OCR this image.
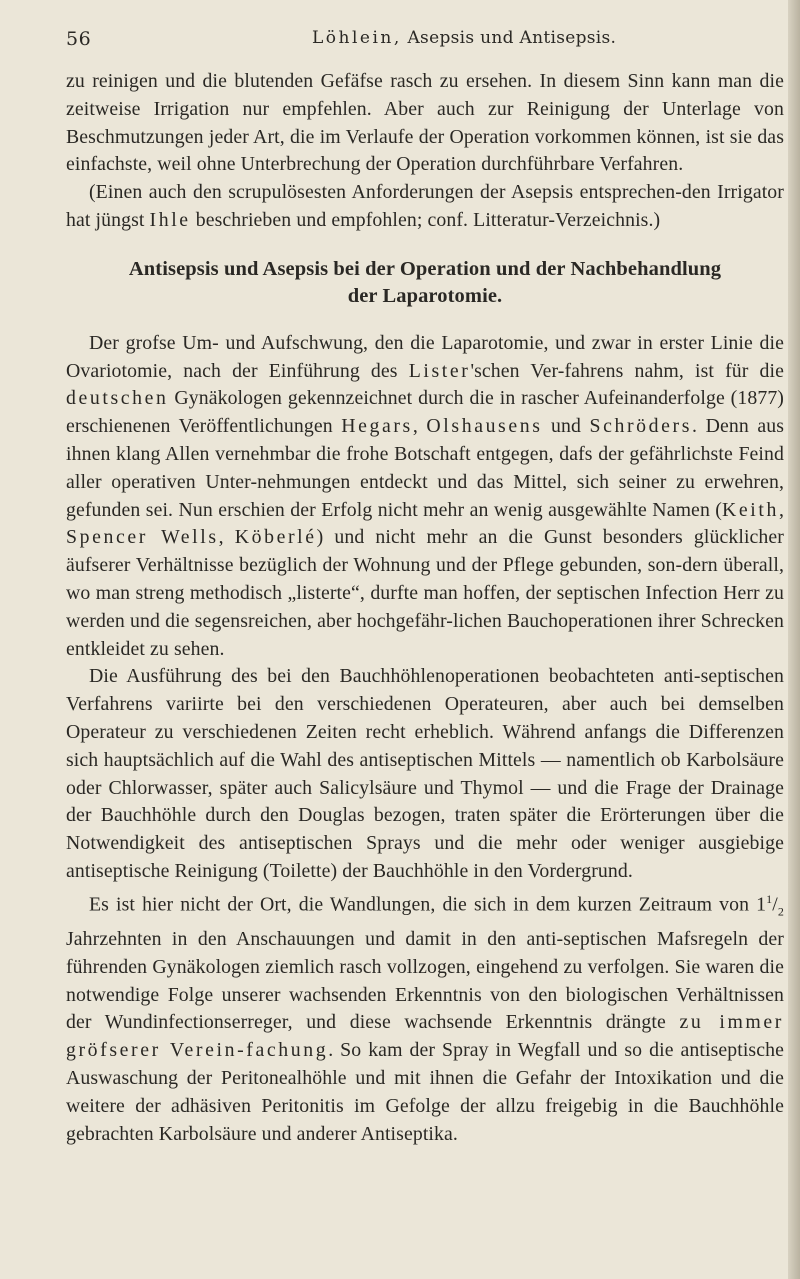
56	Löhlein, Asepsis und Antisepsis.

zu reinigen und die blutenden Gefäfse rasch zu ersehen. In diesem Sinn kann man die zeitweise Irrigation nur empfehlen. Aber auch zur Reinigung der Unterlage von Beschmutzungen jeder Art, die im Verlaufe der Operation vorkommen können, ist sie das einfachste, weil ohne Unterbrechung der Operation durchführbare Verfahren.

(Einen auch den scrupulösesten Anforderungen der Asepsis entsprechen-den Irrigator hat jüngst Ihle beschrieben und empfohlen; conf. Litteratur-Verzeichnis.)

Antisepsis und Asepsis bei der Operation und der Nachbehandlung
der Laparotomie.

Der grofse Um- und Aufschwung, den die Laparotomie, und zwar in erster Linie die Ovariotomie, nach der Einführung des Lister'schen Ver-fahrens nahm, ist für die deutschen Gynäkologen gekennzeichnet durch die in rascher Aufeinanderfolge (1877) erschienenen Veröffentlichungen Hegars, Olshausens und Schröders. Denn aus ihnen klang Allen vernehmbar die frohe Botschaft entgegen, dafs der gefährlichste Feind aller operativen Unter-nehmungen entdeckt und das Mittel, sich seiner zu erwehren, gefunden sei. Nun erschien der Erfolg nicht mehr an wenig ausgewählte Namen (Keith, Spencer Wells, Köberlé) und nicht mehr an die Gunst besonders glücklicher äufserer Verhältnisse bezüglich der Wohnung und der Pflege gebunden, son-dern überall, wo man streng methodisch „listerte“, durfte man hoffen, der septischen Infection Herr zu werden und die segensreichen, aber hochgefähr-lichen Bauchoperationen ihrer Schrecken entkleidet zu sehen.

Die Ausführung des bei den Bauchhöhlenoperationen beobachteten anti-septischen Verfahrens variirte bei den verschiedenen Operateuren, aber auch bei demselben Operateur zu verschiedenen Zeiten recht erheblich. Während anfangs die Differenzen sich hauptsächlich auf die Wahl des antiseptischen Mittels — namentlich ob Karbolsäure oder Chlorwasser, später auch Salicylsäure und Thymol — und die Frage der Drainage der Bauchhöhle durch den Douglas bezogen, traten später die Erörterungen über die Notwendigkeit des antiseptischen Sprays und die mehr oder weniger ausgiebige antiseptische Reinigung (Toilette) der Bauchhöhle in den Vordergrund.

Es ist hier nicht der Ort, die Wandlungen, die sich in dem kurzen Zeitraum von $1^1/_2$ Jahrzehnten in den Anschauungen und damit in den anti-septischen Mafsregeln der führenden Gynäkologen ziemlich rasch vollzogen, eingehend zu verfolgen. Sie waren die notwendige Folge unserer wachsenden Erkenntnis von den biologischen Verhältnissen der Wundinfectionserreger, und diese wachsende Erkenntnis drängte zu immer gröfserer Verein-fachung. So kam der Spray in Wegfall und so die antiseptische Auswaschung der Peritonealhöhle und mit ihnen die Gefahr der Intoxikation und die weitere der adhäsiven Peritonitis im Gefolge der allzu freigebig in die Bauchhöhle gebrachten Karbolsäure und anderer Antiseptika.
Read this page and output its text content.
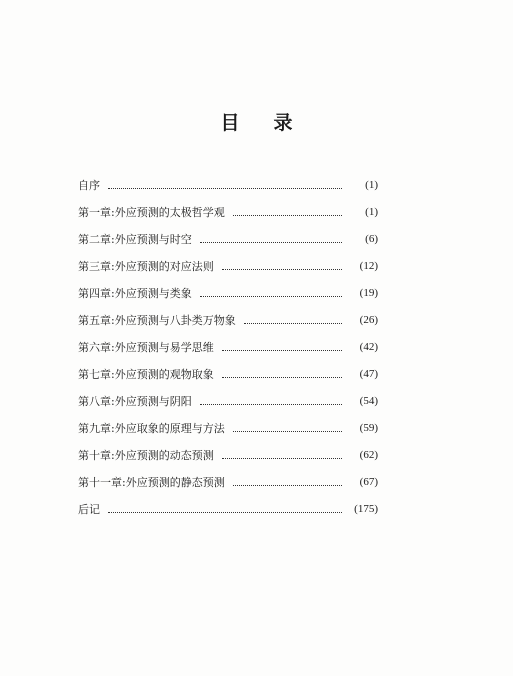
目 录
自序	(1)
第一章:外应预测的太极哲学观	(1)
第二章:外应预测与时空	(6)
第三章:外应预测的对应法则	(12)
第四章:外应预测与类象	(19)
第五章:外应预测与八卦类万物象	(26)
第六章:外应预测与易学思维	(42)
第七章:外应预测的观物取象	(47)
第八章:外应预测与阴阳	(54)
第九章:外应取象的原理与方法	(59)
第十章:外应预测的动态预测	(62)
第十一章:外应预测的静态预测	(67)
后记	(175)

#### [Brief]
Quote verbatim every line starting at the line that contains "Read this page and output its text content." and ending with the last line of the records; omit all pictures.

#### [Response to the exercise]
Read this page and output its text content.
目 录
自序	(1)
第一章:外应预测的太极哲学观	(1)
第二章:外应预测与时空	(6)
第三章:外应预测的对应法则	(12)
第四章:外应预测与类象	(19)
第五章:外应预测与八卦类万物象	(26)
第六章:外应预测与易学思维	(42)
第七章:外应预测的观物取象	(47)
第八章:外应预测与阴阳	(54)
第九章:外应取象的原理与方法	(59)
第十章:外应预测的动态预测	(62)
第十一章:外应预测的静态预测	(67)
后记	(175)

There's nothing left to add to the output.